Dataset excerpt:
--- Start ---
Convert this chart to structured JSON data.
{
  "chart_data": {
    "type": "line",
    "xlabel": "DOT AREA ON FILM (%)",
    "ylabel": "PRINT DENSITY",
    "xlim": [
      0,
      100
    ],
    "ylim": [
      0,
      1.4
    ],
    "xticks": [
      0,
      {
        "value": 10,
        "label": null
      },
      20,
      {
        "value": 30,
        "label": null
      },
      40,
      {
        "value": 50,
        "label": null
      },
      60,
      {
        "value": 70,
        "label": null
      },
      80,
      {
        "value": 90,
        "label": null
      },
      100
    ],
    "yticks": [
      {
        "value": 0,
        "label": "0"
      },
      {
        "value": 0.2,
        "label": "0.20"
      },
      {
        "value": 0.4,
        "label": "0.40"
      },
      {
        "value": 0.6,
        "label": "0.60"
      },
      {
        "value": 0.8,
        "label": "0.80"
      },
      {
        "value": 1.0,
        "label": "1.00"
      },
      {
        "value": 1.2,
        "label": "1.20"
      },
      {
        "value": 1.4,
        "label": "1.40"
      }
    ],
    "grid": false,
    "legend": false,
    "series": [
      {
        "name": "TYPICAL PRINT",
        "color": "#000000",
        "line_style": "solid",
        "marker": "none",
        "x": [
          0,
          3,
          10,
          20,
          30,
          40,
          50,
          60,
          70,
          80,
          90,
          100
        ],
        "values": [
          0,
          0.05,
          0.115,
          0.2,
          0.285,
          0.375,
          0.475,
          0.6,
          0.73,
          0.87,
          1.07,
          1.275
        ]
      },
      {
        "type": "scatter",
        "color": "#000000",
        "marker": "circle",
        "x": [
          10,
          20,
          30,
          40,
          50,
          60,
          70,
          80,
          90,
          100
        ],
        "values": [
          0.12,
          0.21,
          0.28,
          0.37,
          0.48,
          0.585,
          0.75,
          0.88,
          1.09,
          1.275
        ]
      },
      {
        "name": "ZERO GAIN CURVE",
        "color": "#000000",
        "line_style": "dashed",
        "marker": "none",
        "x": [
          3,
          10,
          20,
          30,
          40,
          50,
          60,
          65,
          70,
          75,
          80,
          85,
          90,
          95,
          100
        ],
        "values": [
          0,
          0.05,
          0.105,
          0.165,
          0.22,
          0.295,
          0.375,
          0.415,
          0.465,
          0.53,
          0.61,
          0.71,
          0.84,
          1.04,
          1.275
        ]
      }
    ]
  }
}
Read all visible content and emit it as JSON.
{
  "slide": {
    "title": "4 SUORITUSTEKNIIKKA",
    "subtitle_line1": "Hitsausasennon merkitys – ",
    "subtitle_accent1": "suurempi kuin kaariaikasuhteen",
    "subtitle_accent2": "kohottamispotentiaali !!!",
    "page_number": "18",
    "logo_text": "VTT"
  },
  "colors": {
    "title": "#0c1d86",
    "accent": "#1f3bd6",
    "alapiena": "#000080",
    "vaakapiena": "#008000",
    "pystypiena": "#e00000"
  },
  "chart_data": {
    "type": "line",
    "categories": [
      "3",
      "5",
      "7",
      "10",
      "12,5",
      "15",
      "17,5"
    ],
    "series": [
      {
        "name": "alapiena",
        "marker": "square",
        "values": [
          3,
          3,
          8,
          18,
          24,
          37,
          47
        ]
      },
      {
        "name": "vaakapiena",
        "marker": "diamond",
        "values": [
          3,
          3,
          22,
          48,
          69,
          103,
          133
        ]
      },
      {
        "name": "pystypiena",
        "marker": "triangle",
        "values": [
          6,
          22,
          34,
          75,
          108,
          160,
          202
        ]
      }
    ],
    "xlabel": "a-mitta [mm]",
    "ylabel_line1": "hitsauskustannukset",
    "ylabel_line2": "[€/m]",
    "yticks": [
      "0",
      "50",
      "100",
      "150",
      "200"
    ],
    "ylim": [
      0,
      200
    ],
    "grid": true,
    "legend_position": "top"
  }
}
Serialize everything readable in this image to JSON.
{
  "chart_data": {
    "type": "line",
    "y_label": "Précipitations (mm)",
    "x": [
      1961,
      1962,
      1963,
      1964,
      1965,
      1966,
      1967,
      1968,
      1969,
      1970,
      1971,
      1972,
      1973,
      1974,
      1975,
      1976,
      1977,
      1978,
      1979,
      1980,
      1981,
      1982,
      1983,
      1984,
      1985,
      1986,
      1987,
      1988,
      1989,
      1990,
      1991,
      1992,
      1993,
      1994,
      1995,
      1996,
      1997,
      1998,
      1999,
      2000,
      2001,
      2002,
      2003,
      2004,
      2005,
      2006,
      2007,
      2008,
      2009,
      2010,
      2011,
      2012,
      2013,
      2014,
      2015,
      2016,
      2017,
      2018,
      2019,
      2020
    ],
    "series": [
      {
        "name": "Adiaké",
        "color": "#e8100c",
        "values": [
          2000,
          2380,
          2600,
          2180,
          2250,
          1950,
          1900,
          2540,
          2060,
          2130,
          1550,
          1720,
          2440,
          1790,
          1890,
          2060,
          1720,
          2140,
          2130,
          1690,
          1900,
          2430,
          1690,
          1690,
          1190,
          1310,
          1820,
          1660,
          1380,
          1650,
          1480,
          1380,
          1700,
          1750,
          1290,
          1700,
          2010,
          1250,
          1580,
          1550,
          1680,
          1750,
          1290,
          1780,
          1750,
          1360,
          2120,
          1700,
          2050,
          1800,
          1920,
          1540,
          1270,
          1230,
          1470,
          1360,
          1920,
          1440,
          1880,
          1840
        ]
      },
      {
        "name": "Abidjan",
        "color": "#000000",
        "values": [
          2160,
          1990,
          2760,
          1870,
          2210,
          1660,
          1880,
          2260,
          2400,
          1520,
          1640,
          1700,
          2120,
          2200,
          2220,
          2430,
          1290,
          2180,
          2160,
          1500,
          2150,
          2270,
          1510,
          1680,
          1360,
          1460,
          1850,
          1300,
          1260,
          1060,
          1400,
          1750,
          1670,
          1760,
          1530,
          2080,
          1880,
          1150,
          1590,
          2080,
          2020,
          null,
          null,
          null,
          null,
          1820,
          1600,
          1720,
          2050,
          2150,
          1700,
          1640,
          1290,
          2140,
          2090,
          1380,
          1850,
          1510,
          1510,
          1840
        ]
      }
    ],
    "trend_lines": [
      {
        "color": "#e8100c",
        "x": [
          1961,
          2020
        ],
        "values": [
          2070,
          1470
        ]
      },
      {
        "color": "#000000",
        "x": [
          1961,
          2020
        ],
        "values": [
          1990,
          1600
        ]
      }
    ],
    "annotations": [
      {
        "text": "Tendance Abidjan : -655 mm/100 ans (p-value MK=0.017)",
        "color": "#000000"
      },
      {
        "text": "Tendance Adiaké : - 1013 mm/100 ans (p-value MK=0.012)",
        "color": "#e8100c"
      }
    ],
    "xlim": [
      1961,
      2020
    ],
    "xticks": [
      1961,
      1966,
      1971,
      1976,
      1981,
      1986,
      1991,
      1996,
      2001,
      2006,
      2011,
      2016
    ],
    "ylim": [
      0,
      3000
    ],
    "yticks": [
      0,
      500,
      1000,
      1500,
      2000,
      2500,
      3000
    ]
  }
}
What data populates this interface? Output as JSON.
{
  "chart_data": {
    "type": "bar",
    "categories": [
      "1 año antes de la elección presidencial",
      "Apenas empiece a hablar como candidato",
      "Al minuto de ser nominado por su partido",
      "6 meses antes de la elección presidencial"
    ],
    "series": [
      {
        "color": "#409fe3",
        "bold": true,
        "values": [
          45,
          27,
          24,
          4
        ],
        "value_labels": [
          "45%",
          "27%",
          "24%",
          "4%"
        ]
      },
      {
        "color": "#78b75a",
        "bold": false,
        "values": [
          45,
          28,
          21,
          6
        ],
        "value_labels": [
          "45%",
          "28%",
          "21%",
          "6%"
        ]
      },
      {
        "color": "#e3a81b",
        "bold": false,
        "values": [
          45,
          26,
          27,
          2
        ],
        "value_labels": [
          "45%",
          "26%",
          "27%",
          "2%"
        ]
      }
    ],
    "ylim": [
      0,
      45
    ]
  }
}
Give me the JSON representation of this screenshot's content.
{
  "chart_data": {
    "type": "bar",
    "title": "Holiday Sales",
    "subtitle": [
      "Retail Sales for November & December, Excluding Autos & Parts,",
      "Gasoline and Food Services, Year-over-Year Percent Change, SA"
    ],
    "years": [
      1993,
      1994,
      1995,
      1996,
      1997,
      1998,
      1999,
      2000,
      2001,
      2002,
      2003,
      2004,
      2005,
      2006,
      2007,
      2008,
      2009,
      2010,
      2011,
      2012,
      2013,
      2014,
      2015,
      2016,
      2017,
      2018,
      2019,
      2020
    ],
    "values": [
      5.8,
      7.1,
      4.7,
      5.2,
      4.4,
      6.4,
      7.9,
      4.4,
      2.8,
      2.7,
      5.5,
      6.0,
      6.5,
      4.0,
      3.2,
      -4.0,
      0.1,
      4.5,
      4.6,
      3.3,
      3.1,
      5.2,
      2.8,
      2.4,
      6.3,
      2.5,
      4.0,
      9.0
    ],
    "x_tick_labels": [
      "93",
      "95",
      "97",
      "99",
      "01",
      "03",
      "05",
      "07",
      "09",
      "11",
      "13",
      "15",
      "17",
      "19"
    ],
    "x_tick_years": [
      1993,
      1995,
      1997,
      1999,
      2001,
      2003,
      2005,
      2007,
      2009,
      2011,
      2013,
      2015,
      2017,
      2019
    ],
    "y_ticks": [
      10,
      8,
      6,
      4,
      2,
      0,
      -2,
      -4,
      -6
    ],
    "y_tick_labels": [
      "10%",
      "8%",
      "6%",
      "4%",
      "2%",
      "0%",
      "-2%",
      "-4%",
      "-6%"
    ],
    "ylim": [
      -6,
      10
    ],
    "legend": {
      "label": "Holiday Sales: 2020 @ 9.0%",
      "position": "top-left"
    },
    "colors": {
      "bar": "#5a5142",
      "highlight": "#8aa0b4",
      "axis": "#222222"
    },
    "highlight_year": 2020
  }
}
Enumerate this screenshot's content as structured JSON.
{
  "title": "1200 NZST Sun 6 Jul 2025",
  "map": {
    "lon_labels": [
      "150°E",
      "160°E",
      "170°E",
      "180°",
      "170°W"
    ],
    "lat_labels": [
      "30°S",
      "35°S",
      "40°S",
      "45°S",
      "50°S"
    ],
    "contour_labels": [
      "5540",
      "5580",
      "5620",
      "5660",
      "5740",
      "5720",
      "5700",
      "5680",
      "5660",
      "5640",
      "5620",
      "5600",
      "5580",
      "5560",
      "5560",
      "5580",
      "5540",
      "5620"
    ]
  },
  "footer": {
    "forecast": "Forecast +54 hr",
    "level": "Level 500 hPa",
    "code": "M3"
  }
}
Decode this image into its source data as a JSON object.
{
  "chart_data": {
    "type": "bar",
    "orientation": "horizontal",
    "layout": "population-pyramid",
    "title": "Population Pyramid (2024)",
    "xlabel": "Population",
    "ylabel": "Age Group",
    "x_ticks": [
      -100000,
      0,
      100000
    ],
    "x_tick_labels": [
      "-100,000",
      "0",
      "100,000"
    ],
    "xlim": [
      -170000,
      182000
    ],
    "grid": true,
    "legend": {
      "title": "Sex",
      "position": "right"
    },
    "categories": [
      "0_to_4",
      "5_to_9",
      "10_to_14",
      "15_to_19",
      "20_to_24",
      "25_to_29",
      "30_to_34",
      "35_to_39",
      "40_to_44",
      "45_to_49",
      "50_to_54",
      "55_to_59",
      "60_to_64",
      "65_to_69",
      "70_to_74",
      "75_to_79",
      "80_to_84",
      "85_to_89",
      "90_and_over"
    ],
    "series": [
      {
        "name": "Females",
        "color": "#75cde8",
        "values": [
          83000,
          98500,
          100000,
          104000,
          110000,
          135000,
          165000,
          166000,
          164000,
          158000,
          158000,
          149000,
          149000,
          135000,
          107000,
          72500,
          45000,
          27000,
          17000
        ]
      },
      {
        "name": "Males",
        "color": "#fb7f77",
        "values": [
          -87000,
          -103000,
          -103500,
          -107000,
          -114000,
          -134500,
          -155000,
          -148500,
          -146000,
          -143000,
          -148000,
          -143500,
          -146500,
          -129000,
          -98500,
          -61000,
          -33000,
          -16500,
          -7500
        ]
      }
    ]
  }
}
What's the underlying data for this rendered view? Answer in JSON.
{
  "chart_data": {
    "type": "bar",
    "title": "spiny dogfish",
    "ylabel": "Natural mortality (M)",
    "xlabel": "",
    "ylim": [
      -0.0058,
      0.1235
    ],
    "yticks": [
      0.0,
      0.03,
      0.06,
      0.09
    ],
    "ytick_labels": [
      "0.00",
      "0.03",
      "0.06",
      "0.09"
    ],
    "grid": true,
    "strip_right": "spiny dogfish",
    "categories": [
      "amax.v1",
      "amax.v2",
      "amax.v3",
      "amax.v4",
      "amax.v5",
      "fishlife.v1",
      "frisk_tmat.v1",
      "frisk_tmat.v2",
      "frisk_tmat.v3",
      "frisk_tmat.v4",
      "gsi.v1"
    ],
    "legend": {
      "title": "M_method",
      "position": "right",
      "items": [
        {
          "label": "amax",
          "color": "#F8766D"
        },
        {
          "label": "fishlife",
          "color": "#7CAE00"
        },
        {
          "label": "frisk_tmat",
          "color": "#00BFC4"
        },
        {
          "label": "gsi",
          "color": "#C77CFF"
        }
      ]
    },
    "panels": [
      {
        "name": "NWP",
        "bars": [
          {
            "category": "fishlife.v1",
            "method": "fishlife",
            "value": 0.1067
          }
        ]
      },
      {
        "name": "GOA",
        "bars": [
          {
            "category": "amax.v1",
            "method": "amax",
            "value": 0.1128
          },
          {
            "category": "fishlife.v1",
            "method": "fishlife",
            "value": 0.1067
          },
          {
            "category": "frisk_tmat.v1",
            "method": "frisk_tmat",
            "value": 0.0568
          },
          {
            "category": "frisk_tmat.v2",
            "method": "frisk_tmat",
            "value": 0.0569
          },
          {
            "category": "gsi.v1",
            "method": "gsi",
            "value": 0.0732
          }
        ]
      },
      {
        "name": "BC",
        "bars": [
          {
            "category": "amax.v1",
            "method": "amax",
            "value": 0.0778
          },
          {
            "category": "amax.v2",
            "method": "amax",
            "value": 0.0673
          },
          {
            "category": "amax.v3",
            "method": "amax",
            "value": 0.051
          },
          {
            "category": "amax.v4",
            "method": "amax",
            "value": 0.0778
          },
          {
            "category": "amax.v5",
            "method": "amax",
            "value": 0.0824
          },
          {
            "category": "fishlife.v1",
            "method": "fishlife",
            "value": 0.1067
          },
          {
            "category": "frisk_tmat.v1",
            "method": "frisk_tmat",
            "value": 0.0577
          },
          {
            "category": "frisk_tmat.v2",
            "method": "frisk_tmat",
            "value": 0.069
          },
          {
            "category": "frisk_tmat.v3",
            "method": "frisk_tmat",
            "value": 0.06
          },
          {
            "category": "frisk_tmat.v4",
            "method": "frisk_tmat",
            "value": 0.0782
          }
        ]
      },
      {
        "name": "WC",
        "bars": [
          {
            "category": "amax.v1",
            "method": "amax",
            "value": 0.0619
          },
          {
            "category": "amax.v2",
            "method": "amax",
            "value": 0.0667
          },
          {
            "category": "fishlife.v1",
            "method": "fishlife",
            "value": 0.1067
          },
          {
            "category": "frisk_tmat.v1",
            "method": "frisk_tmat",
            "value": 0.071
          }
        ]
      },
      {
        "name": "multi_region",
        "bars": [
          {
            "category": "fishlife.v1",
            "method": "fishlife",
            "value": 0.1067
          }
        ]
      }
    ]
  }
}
--- End ---
__What you have to do__. Search the entries for the word "spiny", then gather every line that has it.

__Reply__.
    "title": "spiny dogfish",
    "strip_right": "spiny dogfish",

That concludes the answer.